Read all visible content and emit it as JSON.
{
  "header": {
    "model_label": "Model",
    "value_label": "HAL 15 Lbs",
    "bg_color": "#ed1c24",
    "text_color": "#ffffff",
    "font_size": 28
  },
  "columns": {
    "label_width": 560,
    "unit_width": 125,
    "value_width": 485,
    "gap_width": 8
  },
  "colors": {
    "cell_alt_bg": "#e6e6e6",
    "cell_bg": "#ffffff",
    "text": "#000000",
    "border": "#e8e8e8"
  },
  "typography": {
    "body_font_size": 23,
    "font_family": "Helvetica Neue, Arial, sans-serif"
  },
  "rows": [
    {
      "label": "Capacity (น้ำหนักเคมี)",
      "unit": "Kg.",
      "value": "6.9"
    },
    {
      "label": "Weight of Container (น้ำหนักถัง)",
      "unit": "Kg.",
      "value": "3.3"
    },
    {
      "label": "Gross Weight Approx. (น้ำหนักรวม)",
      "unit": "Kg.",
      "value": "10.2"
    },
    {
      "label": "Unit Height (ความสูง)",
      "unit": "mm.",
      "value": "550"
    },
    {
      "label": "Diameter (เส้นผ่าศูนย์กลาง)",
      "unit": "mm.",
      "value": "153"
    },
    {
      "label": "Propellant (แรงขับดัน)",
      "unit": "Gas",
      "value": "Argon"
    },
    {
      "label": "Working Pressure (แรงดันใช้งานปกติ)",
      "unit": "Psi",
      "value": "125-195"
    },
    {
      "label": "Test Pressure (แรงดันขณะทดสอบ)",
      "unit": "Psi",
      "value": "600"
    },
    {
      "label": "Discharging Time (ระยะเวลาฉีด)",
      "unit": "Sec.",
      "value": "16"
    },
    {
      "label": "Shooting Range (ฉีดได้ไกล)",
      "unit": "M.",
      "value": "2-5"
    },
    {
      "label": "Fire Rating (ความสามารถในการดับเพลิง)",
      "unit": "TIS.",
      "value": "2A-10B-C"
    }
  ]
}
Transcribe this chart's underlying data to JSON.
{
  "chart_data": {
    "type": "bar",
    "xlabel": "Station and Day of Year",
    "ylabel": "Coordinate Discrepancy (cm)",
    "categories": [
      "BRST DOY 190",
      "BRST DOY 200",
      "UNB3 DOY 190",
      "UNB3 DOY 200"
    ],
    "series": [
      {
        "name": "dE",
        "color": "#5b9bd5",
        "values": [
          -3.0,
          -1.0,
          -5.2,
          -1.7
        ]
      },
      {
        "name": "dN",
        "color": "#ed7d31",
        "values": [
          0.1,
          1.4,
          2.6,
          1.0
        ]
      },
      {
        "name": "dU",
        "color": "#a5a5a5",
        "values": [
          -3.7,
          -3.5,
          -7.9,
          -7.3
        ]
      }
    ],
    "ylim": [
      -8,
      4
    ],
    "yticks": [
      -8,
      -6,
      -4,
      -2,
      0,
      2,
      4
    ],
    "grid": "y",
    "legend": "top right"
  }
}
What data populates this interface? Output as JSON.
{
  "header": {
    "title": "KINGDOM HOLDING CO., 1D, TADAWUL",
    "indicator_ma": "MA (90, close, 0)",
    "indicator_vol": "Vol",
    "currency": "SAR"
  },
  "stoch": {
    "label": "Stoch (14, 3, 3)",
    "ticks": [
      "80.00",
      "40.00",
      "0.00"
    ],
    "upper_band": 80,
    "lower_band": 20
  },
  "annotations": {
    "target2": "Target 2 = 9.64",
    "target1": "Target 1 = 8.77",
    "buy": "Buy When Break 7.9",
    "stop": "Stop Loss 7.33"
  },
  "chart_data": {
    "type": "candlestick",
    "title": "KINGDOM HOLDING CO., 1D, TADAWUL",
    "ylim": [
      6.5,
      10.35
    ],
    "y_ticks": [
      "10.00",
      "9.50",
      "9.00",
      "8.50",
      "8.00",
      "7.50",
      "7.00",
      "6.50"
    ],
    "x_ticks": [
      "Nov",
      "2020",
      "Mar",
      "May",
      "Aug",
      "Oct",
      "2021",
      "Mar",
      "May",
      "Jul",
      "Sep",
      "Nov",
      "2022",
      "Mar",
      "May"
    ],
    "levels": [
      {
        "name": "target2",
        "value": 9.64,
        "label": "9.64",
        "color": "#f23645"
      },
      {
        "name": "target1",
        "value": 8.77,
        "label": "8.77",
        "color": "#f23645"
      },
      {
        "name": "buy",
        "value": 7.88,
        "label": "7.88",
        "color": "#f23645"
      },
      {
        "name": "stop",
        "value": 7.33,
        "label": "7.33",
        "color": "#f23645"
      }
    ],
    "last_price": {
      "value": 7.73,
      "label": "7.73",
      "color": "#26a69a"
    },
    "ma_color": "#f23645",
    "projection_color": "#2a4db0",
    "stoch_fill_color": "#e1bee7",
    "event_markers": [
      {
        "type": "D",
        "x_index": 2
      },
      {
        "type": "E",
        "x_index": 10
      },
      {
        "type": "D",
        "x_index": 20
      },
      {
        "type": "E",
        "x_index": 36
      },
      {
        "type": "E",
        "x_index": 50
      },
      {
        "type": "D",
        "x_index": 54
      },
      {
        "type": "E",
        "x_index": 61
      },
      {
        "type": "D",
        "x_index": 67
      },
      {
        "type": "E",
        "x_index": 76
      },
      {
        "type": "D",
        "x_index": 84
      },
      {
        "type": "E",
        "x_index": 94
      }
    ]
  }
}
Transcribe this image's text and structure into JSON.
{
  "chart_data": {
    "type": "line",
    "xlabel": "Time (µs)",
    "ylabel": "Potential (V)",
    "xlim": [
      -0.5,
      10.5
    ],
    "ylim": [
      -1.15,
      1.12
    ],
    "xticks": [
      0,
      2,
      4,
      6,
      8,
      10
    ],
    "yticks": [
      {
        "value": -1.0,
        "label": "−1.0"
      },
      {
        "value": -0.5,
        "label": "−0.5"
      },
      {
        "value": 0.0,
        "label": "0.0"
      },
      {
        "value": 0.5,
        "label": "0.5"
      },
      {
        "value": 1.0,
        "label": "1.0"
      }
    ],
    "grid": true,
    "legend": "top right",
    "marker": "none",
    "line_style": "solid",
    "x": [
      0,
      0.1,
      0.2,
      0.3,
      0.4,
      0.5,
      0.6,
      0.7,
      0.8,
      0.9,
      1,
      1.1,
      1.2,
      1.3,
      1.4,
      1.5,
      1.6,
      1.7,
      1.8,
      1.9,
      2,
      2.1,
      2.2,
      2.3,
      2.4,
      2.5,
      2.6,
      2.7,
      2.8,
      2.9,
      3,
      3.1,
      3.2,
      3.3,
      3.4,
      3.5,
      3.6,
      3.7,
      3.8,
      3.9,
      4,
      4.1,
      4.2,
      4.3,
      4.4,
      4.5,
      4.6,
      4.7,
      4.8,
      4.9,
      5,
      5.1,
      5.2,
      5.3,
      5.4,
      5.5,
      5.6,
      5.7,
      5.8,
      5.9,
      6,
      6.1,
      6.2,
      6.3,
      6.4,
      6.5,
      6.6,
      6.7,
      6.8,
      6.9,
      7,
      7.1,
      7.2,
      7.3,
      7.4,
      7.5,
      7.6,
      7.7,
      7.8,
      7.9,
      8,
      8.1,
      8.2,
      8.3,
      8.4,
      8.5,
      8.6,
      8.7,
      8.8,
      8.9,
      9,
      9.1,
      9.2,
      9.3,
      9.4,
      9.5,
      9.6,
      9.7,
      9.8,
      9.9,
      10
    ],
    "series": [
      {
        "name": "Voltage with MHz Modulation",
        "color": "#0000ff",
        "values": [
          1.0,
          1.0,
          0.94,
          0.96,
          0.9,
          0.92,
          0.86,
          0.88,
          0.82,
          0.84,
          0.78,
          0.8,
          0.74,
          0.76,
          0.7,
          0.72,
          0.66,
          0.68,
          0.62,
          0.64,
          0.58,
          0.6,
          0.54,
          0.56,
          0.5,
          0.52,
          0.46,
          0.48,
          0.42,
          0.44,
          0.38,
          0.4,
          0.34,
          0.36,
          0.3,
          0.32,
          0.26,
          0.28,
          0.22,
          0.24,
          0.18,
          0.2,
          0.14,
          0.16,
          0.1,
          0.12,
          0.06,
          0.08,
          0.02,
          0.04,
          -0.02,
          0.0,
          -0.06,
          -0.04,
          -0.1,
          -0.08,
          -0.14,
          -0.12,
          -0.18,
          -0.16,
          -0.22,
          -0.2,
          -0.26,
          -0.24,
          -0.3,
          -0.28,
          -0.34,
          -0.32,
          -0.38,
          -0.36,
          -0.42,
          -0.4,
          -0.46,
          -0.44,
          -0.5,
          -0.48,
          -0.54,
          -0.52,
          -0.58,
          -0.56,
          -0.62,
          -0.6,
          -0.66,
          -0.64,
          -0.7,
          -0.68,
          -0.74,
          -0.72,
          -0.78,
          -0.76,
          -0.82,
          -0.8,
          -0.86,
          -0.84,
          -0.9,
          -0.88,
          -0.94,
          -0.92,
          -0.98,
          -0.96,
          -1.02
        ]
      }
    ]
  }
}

————

◆ Exercise description ◆
In how many lines of the data does the string "Pressure" appear? Give only the number.

◆ Final result ◆
2